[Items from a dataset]
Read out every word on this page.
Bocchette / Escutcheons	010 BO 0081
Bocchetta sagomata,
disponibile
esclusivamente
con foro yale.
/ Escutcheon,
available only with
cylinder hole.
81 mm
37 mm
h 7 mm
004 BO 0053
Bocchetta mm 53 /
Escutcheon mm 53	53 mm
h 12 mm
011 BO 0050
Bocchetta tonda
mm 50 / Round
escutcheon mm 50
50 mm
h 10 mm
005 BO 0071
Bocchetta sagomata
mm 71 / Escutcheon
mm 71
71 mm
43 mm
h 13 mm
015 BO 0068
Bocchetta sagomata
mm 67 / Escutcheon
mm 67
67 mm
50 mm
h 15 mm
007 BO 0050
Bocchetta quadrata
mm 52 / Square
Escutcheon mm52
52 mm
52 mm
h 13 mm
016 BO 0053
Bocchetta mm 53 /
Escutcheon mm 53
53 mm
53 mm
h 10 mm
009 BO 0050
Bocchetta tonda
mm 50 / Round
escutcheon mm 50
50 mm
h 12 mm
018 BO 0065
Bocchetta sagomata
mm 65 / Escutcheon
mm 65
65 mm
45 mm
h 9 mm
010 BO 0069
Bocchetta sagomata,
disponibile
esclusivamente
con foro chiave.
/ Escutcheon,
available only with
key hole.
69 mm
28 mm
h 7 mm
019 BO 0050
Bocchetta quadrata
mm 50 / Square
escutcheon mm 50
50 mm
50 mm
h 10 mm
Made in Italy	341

### Do this
Write out all the data again, exactly as it appears.

### Solution
Read out every word on this page.
Bocchette / Escutcheons	010 BO 0081
Bocchetta sagomata,
disponibile
esclusivamente
con foro yale.
/ Escutcheon,
available only with
cylinder hole.
81 mm
37 mm
h 7 mm
004 BO 0053
Bocchetta mm 53 /
Escutcheon mm 53	53 mm
h 12 mm
011 BO 0050
Bocchetta tonda
mm 50 / Round
escutcheon mm 50
50 mm
h 10 mm
005 BO 0071
Bocchetta sagomata
mm 71 / Escutcheon
mm 71
71 mm
43 mm
h 13 mm
015 BO 0068
Bocchetta sagomata
mm 67 / Escutcheon
mm 67
67 mm
50 mm
h 15 mm
007 BO 0050
Bocchetta quadrata
mm 52 / Square
Escutcheon mm52
52 mm
52 mm
h 13 mm
016 BO 0053
Bocchetta mm 53 /
Escutcheon mm 53
53 mm
53 mm
h 10 mm
009 BO 0050
Bocchetta tonda
mm 50 / Round
escutcheon mm 50
50 mm
h 12 mm
018 BO 0065
Bocchetta sagomata
mm 65 / Escutcheon
mm 65
65 mm
45 mm
h 9 mm
010 BO 0069
Bocchetta sagomata,
disponibile
esclusivamente
con foro chiave.
/ Escutcheon,
available only with
key hole.
69 mm
28 mm
h 7 mm
019 BO 0050
Bocchetta quadrata
mm 50 / Square
escutcheon mm 50
50 mm
50 mm
h 10 mm
Made in Italy	341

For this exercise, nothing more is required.